+++ Material provided

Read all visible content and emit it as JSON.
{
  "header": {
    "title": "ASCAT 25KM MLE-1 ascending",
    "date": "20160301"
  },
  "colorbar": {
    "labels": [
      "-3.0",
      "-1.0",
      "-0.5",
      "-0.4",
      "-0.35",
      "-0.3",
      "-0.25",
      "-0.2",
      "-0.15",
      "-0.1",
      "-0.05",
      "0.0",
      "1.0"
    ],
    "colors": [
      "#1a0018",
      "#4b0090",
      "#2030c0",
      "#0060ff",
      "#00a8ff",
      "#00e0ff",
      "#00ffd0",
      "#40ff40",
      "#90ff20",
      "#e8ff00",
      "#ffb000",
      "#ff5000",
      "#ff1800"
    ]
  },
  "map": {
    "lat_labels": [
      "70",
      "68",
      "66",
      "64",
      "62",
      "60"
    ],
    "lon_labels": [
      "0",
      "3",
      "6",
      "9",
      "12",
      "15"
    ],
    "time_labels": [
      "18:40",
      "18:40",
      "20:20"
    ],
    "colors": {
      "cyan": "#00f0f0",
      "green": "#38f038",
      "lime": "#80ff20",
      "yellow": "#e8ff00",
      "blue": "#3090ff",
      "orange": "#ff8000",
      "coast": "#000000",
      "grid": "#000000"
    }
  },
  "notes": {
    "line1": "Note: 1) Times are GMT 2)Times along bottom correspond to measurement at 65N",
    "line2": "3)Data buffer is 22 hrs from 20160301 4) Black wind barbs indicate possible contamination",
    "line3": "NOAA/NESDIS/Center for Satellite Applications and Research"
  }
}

++++++
+++ Material provided

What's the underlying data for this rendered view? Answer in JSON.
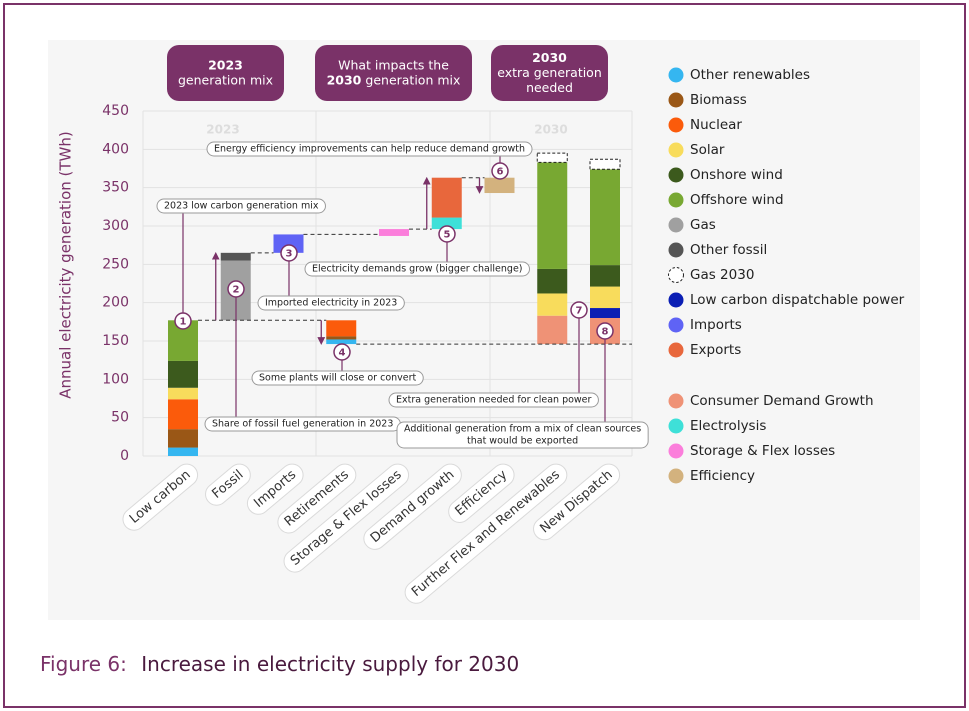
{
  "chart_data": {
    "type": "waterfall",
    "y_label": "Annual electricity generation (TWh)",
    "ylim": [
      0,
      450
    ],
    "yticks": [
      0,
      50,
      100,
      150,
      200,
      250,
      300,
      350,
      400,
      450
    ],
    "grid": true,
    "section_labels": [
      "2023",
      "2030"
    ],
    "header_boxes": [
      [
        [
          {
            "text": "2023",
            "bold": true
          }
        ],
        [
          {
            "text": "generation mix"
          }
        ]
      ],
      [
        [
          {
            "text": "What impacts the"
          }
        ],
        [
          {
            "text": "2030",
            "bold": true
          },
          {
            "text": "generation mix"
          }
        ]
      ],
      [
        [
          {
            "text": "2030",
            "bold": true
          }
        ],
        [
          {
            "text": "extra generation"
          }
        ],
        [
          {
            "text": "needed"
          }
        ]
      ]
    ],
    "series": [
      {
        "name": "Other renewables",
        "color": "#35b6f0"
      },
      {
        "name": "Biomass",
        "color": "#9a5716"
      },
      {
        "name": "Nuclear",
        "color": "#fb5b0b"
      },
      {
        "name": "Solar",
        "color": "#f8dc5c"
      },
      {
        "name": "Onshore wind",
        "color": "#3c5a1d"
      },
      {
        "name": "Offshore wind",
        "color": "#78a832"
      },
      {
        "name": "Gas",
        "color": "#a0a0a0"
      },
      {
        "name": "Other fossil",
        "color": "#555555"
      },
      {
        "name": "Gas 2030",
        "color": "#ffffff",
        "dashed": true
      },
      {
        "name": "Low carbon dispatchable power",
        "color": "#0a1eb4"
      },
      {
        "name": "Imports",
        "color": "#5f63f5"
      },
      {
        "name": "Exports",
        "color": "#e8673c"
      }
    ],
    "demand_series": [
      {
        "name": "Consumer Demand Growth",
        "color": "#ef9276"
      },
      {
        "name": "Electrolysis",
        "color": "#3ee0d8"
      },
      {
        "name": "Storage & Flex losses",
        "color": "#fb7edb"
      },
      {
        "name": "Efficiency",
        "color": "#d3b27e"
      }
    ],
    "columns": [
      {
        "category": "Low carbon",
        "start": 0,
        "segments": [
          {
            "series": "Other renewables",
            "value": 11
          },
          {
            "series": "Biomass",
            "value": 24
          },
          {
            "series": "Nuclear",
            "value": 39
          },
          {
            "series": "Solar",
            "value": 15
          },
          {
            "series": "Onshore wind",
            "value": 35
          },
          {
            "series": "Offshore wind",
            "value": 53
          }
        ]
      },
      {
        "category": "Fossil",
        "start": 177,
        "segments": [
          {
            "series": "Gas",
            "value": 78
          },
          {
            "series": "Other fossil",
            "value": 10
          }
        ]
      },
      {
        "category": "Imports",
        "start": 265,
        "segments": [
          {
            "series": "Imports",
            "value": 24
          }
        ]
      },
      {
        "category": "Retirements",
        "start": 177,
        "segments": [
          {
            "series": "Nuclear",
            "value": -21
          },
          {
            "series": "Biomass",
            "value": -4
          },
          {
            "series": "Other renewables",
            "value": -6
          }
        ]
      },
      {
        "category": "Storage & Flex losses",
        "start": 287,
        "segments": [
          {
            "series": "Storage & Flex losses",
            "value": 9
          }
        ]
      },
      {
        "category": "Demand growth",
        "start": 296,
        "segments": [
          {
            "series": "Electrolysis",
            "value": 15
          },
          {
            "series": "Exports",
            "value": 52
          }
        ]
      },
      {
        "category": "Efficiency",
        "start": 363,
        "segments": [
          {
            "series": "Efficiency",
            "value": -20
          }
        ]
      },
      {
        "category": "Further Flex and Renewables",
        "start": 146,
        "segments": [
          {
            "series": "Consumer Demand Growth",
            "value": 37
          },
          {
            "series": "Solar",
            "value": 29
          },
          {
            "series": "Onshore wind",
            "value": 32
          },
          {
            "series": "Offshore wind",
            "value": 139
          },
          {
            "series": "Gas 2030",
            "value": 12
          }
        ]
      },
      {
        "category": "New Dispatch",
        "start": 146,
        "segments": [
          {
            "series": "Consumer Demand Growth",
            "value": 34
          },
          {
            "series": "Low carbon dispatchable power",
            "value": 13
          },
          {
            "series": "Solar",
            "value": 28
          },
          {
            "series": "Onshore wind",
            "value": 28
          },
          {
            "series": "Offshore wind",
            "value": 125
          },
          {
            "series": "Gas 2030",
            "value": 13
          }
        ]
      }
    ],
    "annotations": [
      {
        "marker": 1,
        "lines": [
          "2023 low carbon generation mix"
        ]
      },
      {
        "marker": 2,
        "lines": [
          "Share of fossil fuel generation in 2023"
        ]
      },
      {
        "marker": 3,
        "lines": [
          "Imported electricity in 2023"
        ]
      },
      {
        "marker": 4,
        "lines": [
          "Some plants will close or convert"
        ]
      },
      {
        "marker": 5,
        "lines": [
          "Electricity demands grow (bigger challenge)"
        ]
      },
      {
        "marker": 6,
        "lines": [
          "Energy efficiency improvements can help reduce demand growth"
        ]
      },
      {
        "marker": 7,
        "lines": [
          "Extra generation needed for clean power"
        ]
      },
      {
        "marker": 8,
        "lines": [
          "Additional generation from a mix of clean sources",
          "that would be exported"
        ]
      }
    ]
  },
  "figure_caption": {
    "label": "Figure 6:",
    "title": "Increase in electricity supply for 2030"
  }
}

++++++

* Challenge *
Which lines hold the word "dispatchable"? Copy all of them.

* Exercise output *
        "name": "Low carbon dispatchable power",
            "series": "Low carbon dispatchable power",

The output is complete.